Exercise aim>
Could you rewrite the records below with every "low risk" changed to "low variance" and everything else unchanged?

^^^^^^^^

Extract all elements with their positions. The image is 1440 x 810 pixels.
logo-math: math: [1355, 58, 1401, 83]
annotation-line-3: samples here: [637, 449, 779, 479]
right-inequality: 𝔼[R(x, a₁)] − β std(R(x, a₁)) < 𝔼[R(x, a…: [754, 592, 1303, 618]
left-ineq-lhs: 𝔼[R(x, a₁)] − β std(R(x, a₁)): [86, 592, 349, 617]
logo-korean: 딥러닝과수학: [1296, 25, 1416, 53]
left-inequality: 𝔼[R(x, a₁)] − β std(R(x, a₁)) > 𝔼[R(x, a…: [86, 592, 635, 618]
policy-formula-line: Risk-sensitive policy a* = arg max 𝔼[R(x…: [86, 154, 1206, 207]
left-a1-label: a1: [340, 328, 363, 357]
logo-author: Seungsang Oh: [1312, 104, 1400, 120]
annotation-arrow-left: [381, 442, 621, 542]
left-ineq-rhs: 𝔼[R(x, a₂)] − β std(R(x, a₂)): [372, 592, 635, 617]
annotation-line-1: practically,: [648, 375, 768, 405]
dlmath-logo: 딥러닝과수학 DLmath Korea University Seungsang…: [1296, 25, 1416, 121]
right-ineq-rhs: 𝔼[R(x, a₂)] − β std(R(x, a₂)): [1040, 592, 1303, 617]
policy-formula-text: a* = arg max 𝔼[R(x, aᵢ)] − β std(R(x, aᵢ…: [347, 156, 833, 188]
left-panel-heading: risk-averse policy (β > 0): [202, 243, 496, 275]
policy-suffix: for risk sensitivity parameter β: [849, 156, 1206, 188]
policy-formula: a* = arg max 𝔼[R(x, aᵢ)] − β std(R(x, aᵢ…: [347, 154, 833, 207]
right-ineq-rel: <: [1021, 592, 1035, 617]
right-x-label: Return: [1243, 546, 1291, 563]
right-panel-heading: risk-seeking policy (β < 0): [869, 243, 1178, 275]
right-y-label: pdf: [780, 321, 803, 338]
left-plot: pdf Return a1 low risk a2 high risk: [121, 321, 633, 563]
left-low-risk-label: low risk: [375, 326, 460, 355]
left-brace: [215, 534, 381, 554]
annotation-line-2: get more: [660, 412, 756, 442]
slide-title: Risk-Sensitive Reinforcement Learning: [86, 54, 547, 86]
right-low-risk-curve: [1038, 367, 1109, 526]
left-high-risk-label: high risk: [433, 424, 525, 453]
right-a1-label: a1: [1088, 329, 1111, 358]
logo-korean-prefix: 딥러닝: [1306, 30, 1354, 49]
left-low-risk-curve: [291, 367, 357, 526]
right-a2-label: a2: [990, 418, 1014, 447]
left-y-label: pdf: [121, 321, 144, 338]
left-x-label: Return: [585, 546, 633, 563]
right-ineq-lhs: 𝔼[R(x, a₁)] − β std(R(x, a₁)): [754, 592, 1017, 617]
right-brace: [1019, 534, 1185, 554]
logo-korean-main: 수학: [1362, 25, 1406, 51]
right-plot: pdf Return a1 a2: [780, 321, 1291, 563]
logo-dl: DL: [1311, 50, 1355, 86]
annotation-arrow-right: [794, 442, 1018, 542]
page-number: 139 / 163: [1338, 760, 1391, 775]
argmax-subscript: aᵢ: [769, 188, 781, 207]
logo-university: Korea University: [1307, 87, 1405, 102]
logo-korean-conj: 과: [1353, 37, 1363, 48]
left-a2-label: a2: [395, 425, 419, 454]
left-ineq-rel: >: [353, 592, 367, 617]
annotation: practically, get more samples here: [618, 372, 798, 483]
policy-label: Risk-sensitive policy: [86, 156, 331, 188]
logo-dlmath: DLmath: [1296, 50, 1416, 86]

^^^^^^^^

Output of the exercise>
Extract all elements with their positions. The image is 1440 x 810 pixels.
logo-math: math: [1355, 58, 1401, 83]
annotation-line-3: samples here: [637, 449, 779, 479]
right-inequality: 𝔼[R(x, a₁)] − β std(R(x, a₁)) < 𝔼[R(x, a…: [754, 592, 1303, 618]
left-ineq-lhs: 𝔼[R(x, a₁)] − β std(R(x, a₁)): [86, 592, 349, 617]
logo-korean: 딥러닝과수학: [1296, 25, 1416, 53]
left-inequality: 𝔼[R(x, a₁)] − β std(R(x, a₁)) > 𝔼[R(x, a…: [86, 592, 635, 618]
policy-formula-line: Risk-sensitive policy a* = arg max 𝔼[R(x…: [86, 154, 1206, 207]
left-a1-label: a1: [340, 328, 363, 357]
logo-author: Seungsang Oh: [1312, 104, 1400, 120]
annotation-arrow-left: [381, 442, 621, 542]
left-ineq-rhs: 𝔼[R(x, a₂)] − β std(R(x, a₂)): [372, 592, 635, 617]
annotation-line-1: practically,: [648, 375, 768, 405]
dlmath-logo: 딥러닝과수학 DLmath Korea University Seungsang…: [1296, 25, 1416, 121]
right-ineq-rhs: 𝔼[R(x, a₂)] − β std(R(x, a₂)): [1040, 592, 1303, 617]
policy-formula-text: a* = arg max 𝔼[R(x, aᵢ)] − β std(R(x, aᵢ…: [347, 156, 833, 188]
left-panel-heading: risk-averse policy (β > 0): [202, 243, 496, 275]
policy-suffix: for risk sensitivity parameter β: [849, 156, 1206, 188]
policy-formula: a* = arg max 𝔼[R(x, aᵢ)] − β std(R(x, aᵢ…: [347, 154, 833, 207]
right-ineq-rel: <: [1021, 592, 1035, 617]
right-x-label: Return: [1243, 546, 1291, 563]
right-panel-heading: risk-seeking policy (β < 0): [869, 243, 1178, 275]
right-y-label: pdf: [780, 321, 803, 338]
left-plot: pdf Return a1 low variance a2 high risk: [121, 321, 633, 563]
left-low-risk-label: low variance: [375, 326, 460, 355]
left-brace: [215, 534, 381, 554]
annotation-line-2: get more: [660, 412, 756, 442]
slide-title: Risk-Sensitive Reinforcement Learning: [86, 54, 547, 86]
right-low-risk-curve: [1038, 367, 1109, 526]
left-high-risk-label: high risk: [433, 424, 525, 453]
right-a1-label: a1: [1088, 329, 1111, 358]
logo-korean-prefix: 딥러닝: [1306, 30, 1354, 49]
left-low-risk-curve: [291, 367, 357, 526]
right-a2-label: a2: [990, 418, 1014, 447]
left-y-label: pdf: [121, 321, 144, 338]
left-x-label: Return: [585, 546, 633, 563]
right-ineq-lhs: 𝔼[R(x, a₁)] − β std(R(x, a₁)): [754, 592, 1017, 617]
right-brace: [1019, 534, 1185, 554]
logo-korean-main: 수학: [1362, 25, 1406, 51]
right-plot: pdf Return a1 a2: [780, 321, 1291, 563]
logo-dl: DL: [1311, 50, 1355, 86]
annotation-arrow-right: [794, 442, 1018, 542]
page-number: 139 / 163: [1338, 760, 1391, 775]
argmax-subscript: aᵢ: [769, 188, 781, 207]
logo-university: Korea University: [1307, 87, 1405, 102]
logo-korean-conj: 과: [1353, 37, 1363, 48]
left-a2-label: a2: [395, 425, 419, 454]
left-ineq-rel: >: [353, 592, 367, 617]
annotation: practically, get more samples here: [618, 372, 798, 483]
policy-label: Risk-sensitive policy: [86, 156, 331, 188]
logo-dlmath: DLmath: [1296, 50, 1416, 86]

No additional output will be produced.